» WHAT IS ASKED: From the entries below, copy every line holding the word "être".

» ENTRIES:
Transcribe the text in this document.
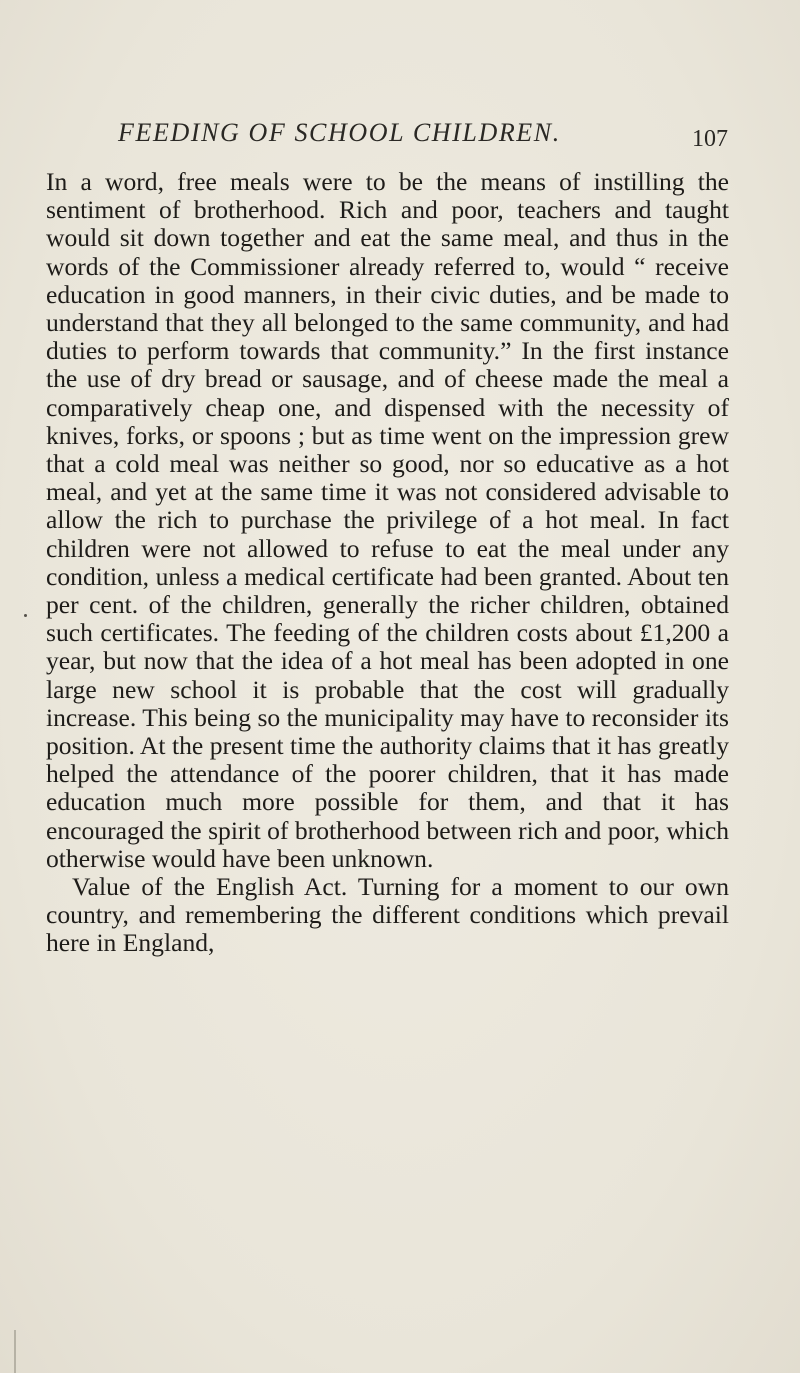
FEEDING OF SCHOOL CHILDREN.	107

In a word, free meals were to be the means of instilling the sentiment of brotherhood. Rich and poor, teachers and taught would sit down together and eat the same meal, and thus in the words of the Commissioner already referred to, would “ receive education in good manners, in their civic duties, and be made to understand that they all belonged to the same community, and had duties to perform towards that community.” In the first instance the use of dry bread or sausage, and of cheese made the meal a comparatively cheap one, and dispensed with the necessity of knives, forks, or spoons ; but as time went on the impression grew that a cold meal was neither so good, nor so educative as a hot meal, and yet at the same time it was not considered advisable to allow the rich to purchase the privilege of a hot meal. In fact children were not allowed to refuse to eat the meal under any condition, unless a medical certificate had been granted. About ten per cent. of the children, generally the richer children, obtained such certificates. The feeding of the children costs about £1,200 a year, but now that the idea of a hot meal has been adopted in one large new school it is probable that the cost will gradually increase. This being so the municipality may have to reconsider its position. At the present time the authority claims that it has greatly helped the attendance of the poorer children, that it has made education much more possible for them, and that it has encouraged the spirit of brotherhood between rich and poor, which otherwise would have been unknown.

Value of the English Act. Turning for a moment to our own country, and remembering the different conditions which prevail here in England,
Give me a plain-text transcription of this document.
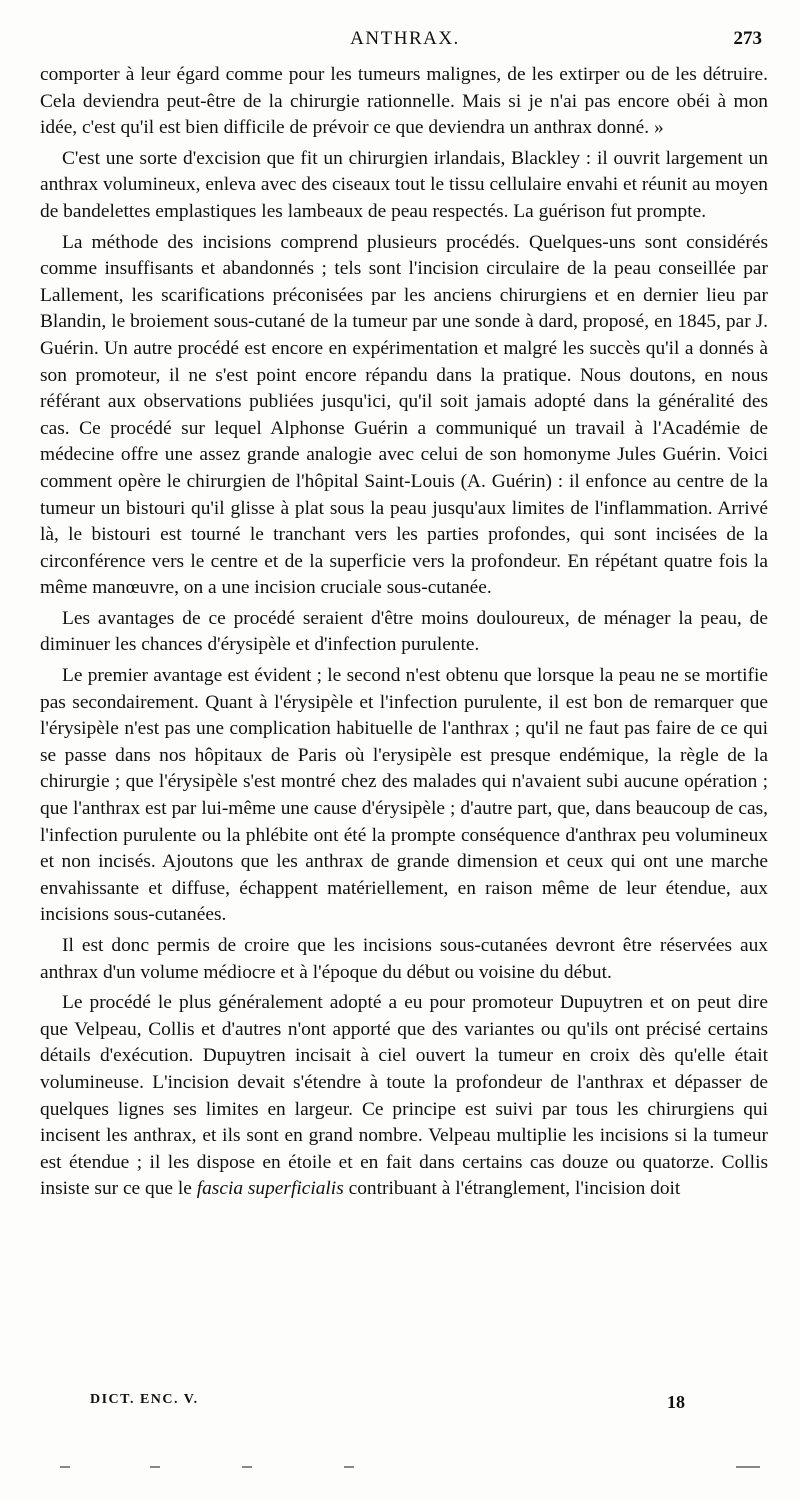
ANTHRAX.	273

comporter à leur égard comme pour les tumeurs malignes, de les extirper ou de les détruire. Cela deviendra peut-être de la chirurgie rationnelle. Mais si je n'ai pas encore obéi à mon idée, c'est qu'il est bien difficile de prévoir ce que deviendra un anthrax donné. »

C'est une sorte d'excision que fit un chirurgien irlandais, Blackley : il ouvrit largement un anthrax volumineux, enleva avec des ciseaux tout le tissu cellulaire envahi et réunit au moyen de bandelettes emplastiques les lambeaux de peau respectés. La guérison fut prompte.

La méthode des incisions comprend plusieurs procédés. Quelques-uns sont considérés comme insuffisants et abandonnés ; tels sont l'incision circulaire de la peau conseillée par Lallement, les scarifications préconisées par les anciens chirurgiens et en dernier lieu par Blandin, le broiement sous-cutané de la tumeur par une sonde à dard, proposé, en 1845, par J. Guérin. Un autre procédé est encore en expérimentation et malgré les succès qu'il a donnés à son promoteur, il ne s'est point encore répandu dans la pratique. Nous doutons, en nous référant aux observations publiées jusqu'ici, qu'il soit jamais adopté dans la généralité des cas. Ce procédé sur lequel Alphonse Guérin a communiqué un travail à l'Académie de médecine offre une assez grande analogie avec celui de son homonyme Jules Guérin. Voici comment opère le chirurgien de l'hôpital Saint-Louis (A. Guérin) : il enfonce au centre de la tumeur un bistouri qu'il glisse à plat sous la peau jusqu'aux limites de l'inflammation. Arrivé là, le bistouri est tourné le tranchant vers les parties profondes, qui sont incisées de la circonférence vers le centre et de la superficie vers la profondeur. En répétant quatre fois la même manœuvre, on a une incision cruciale sous-cutanée.

Les avantages de ce procédé seraient d'être moins douloureux, de ménager la peau, de diminuer les chances d'érysipèle et d'infection purulente.

Le premier avantage est évident ; le second n'est obtenu que lorsque la peau ne se mortifie pas secondairement. Quant à l'érysipèle et l'infection purulente, il est bon de remarquer que l'érysipèle n'est pas une complication habituelle de l'anthrax ; qu'il ne faut pas faire de ce qui se passe dans nos hôpitaux de Paris où l'erysipèle est presque endémique, la règle de la chirurgie ; que l'érysipèle s'est montré chez des malades qui n'avaient subi aucune opération ; que l'anthrax est par lui-même une cause d'érysipèle ; d'autre part, que, dans beaucoup de cas, l'infection purulente ou la phlébite ont été la prompte conséquence d'anthrax peu volumineux et non incisés. Ajoutons que les anthrax de grande dimension et ceux qui ont une marche envahissante et diffuse, échappent matériellement, en raison même de leur étendue, aux incisions sous-cutanées.

Il est donc permis de croire que les incisions sous-cutanées devront être réservées aux anthrax d'un volume médiocre et à l'époque du début ou voisine du début.

Le procédé le plus généralement adopté a eu pour promoteur Dupuytren et on peut dire que Velpeau, Collis et d'autres n'ont apporté que des variantes ou qu'ils ont précisé certains détails d'exécution. Dupuytren incisait à ciel ouvert la tumeur en croix dès qu'elle était volumineuse. L'incision devait s'étendre à toute la profondeur de l'anthrax et dépasser de quelques lignes ses limites en largeur. Ce principe est suivi par tous les chirurgiens qui incisent les anthrax, et ils sont en grand nombre. Velpeau multiplie les incisions si la tumeur est étendue ; il les dispose en étoile et en fait dans certains cas douze ou quatorze. Collis insiste sur ce que le fascia superficialis contribuant à l'étranglement, l'incision doit

DICT. ENC. V.	18
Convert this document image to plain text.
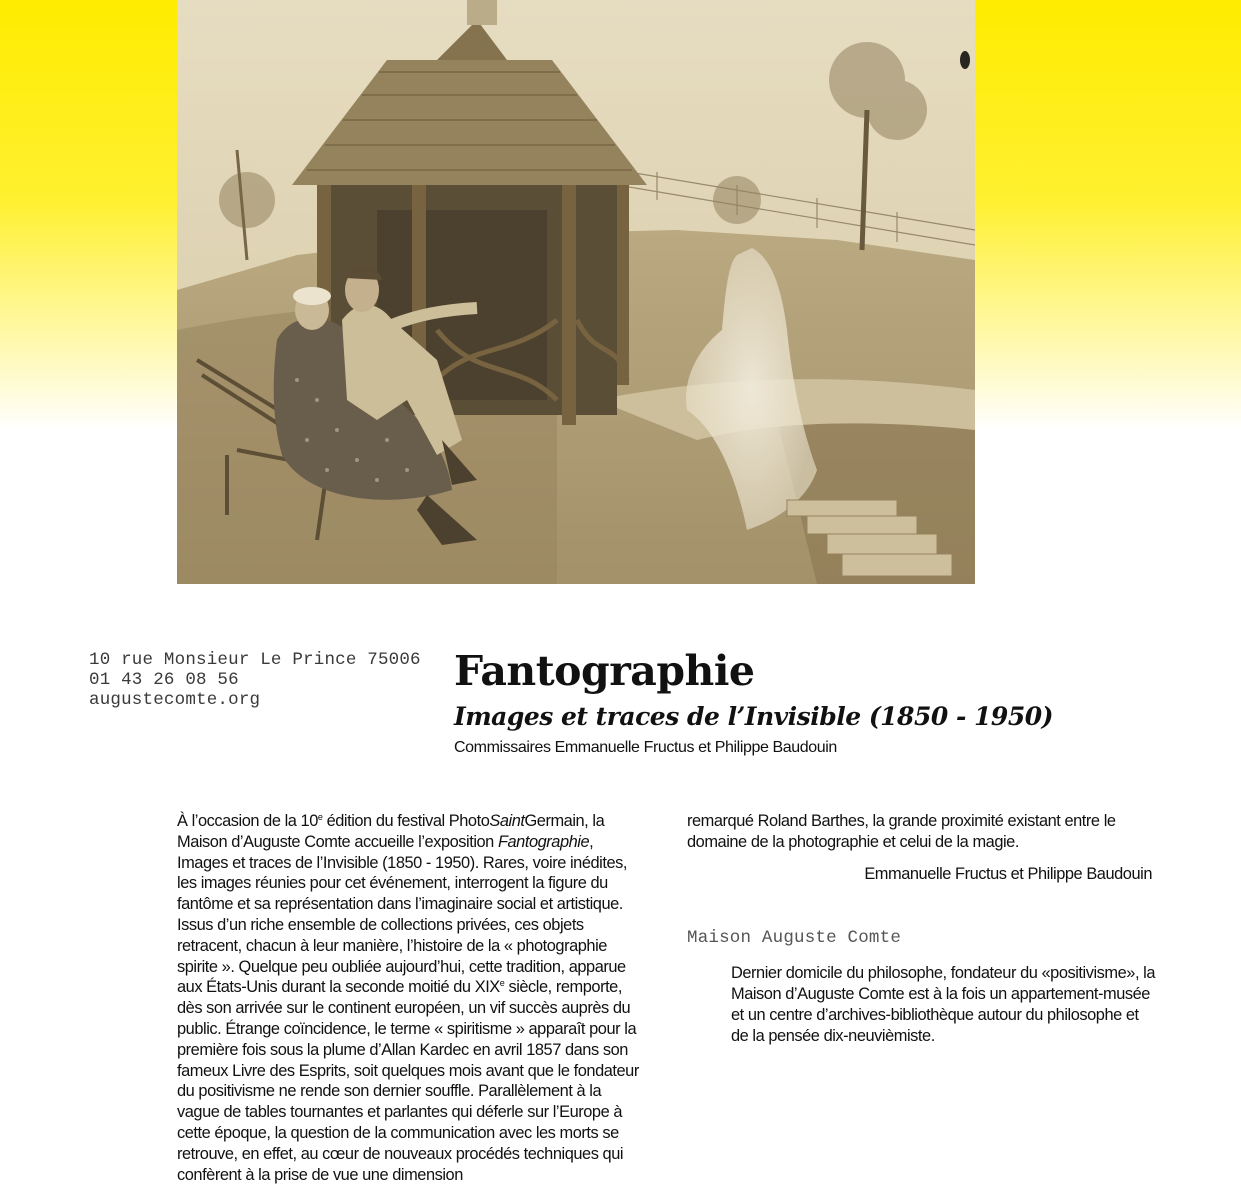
10 rue Monsieur Le Prince 75006
01 43 26 08 56
augustecomte.org
Fantographie
Images et traces de l’Invisible (1850 - 1950)

Commissaires Emmanuelle Fructus et Philippe Baudouin

À l’occasion de la 10e édition du festival PhotoSaintGermain, la Maison d’Auguste Comte accueille l’exposition Fantographie, Images et traces de l’Invisible (1850 - 1950). Rares, voire inédites, les images réunies pour cet événement, interrogent la figure du fantôme et sa représentation dans l’imaginaire social et artistique. Issus d’un riche ensemble de collections privées, ces objets retracent, chacun à leur manière, l’histoire de la « photographie spirite ». Quelque peu oubliée aujourd’hui, cette tradition, apparue aux États-Unis durant la seconde moitié du XIXe siècle, remporte, dès son arrivée sur le continent européen, un vif succès auprès du public. Étrange coïncidence, le terme « spiritisme » apparaît pour la première fois sous la plume d’Allan Kardec en avril 1857 dans son fameux Livre des Esprits, soit quelques mois avant que le fondateur du positivisme ne rende son dernier souffle. Parallèlement à la vague de tables tournantes et parlantes qui déferle sur l’Europe à cette époque, la question de la communication avec les morts se retrouve, en effet, au cœur de nouveaux procédés techniques qui confèrent à la prise de vue une dimension

remarqué Roland Barthes, la grande proximité existant entre le domaine de la photographie et celui de la magie.

Emmanuelle Fructus et Philippe Baudouin

Maison Auguste Comte

Dernier domicile du philosophe, fondateur du «positivisme», la Maison d’Auguste Comte est à la fois un appartement-musée et un centre d’archives-bibliothèque autour du philosophe et de la pensée dix-neuvièmiste.
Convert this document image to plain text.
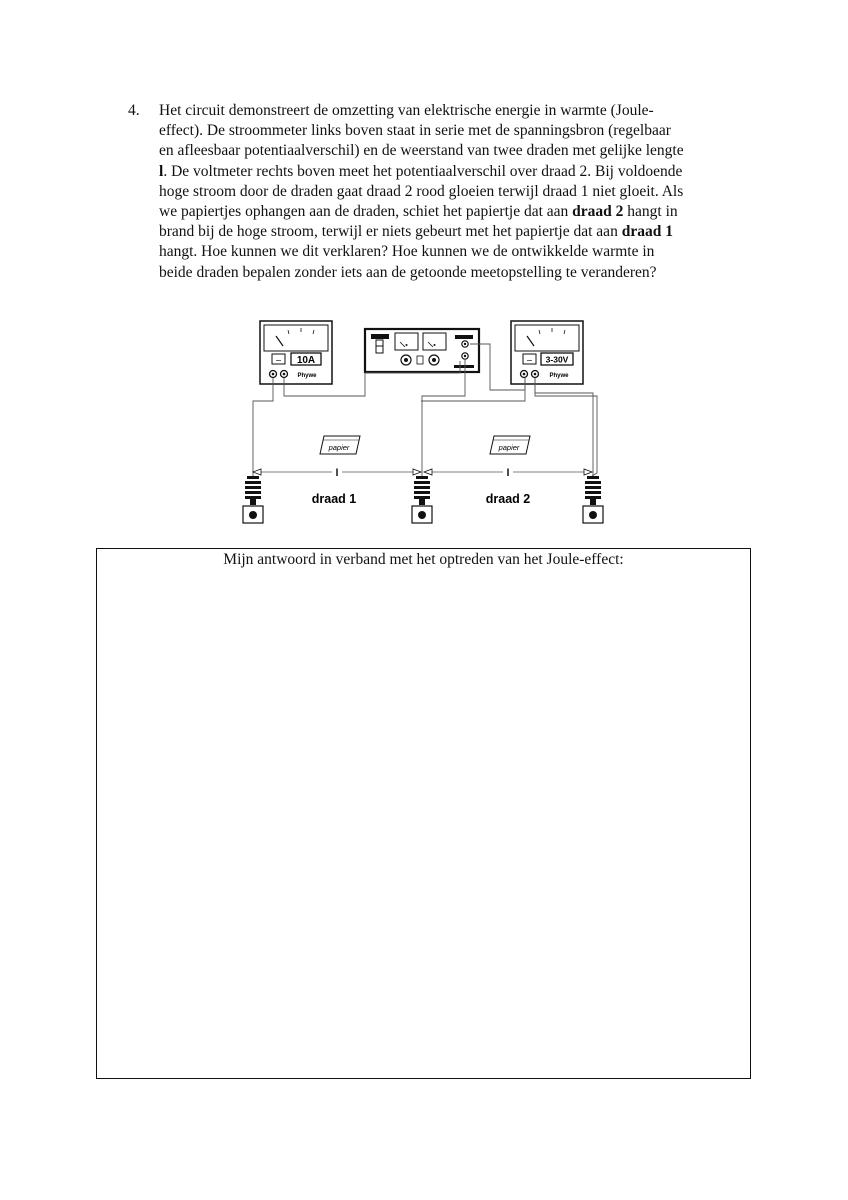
4.	Het circuit demonstreert de omzetting van elektrische energie in warmte (Joule-
effect). De stroommeter links boven staat in serie met de spanningsbron (regelbaar
en afleesbaar potentiaalverschil) en de weerstand van twee draden met gelijke lengte
l. De voltmeter rechts boven meet het potentiaalverschil over draad 2. Bij voldoende
hoge stroom door de draden gaat draad 2 rood gloeien terwijl draad 1 niet gloeit. Als
we papiertjes ophangen aan de draden, schiet het papiertje dat aan draad 2 hangt in
brand bij de hoge stroom, terwijl er niets gebeurt met het papiertje dat aan draad 1
hangt. Hoe kunnen we dit verklaren? Hoe kunnen we de ontwikkelde warmte in
beide draden bepalen zonder iets aan de getoonde meetopstelling te veranderen?
– 10A
Phywe
– 3-30V
Phywe
l	l
papier	papier
draad 1	draad 2
Mijn antwoord in verband met het optreden van het Joule-effect:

» ANSWER FOR THE TASK:
comporter à leur égard comme pour les tumeurs malignes, de les extirper ou de les détruire. Cela deviendra peut-être de la chirurgie rationnelle. Mais si je n'ai pas encore obéi à mon idée, c'est qu'il est bien difficile de prévoir ce que deviendra un anthrax donné. »
Les avantages de ce procédé seraient d'être moins douloureux, de ménager la peau, de diminuer les chances d'érysipèle et d'infection purulente.
Il est donc permis de croire que les incisions sous-cutanées devront être réservées aux anthrax d'un volume médiocre et à l'époque du début ou voisine du début.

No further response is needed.